Task to carry out:
Count lines with the string "проводят" in them. State the number alone.

Saved entries:

*-*-*

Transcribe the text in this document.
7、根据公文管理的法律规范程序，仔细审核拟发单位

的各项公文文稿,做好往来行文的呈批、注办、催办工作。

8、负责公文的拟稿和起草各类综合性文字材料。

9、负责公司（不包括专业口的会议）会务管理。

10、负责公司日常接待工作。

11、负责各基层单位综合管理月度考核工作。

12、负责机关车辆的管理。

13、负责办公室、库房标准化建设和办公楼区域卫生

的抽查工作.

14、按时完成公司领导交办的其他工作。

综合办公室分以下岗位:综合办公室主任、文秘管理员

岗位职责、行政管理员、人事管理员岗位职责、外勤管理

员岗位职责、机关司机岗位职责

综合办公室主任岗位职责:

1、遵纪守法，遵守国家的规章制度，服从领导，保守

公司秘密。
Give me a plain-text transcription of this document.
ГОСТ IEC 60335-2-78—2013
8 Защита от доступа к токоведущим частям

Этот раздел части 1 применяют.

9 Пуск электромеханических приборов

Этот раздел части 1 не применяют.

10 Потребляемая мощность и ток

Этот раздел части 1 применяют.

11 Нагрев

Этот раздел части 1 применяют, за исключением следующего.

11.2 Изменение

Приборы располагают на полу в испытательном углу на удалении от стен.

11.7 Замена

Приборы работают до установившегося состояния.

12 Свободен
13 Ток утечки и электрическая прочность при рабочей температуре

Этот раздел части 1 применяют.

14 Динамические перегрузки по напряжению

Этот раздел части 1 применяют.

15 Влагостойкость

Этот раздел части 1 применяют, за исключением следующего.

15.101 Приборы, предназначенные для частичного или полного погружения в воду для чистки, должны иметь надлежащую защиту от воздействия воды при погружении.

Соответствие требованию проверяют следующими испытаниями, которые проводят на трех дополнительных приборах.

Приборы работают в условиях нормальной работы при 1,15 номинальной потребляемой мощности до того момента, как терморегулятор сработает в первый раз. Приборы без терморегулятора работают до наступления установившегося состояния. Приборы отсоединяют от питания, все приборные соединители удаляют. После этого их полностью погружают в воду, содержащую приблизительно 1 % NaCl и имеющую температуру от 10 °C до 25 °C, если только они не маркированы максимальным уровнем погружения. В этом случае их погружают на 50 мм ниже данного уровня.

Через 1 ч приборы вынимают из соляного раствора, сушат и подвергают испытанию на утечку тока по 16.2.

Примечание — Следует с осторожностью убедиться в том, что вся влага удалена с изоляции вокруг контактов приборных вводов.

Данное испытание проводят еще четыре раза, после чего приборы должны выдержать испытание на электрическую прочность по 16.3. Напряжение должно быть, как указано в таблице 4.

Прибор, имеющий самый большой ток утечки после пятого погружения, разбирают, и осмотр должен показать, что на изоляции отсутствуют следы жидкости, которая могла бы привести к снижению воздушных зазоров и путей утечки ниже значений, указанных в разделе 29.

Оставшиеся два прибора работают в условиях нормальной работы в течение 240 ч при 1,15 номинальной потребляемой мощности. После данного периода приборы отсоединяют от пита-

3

*-*-*

Answer:
2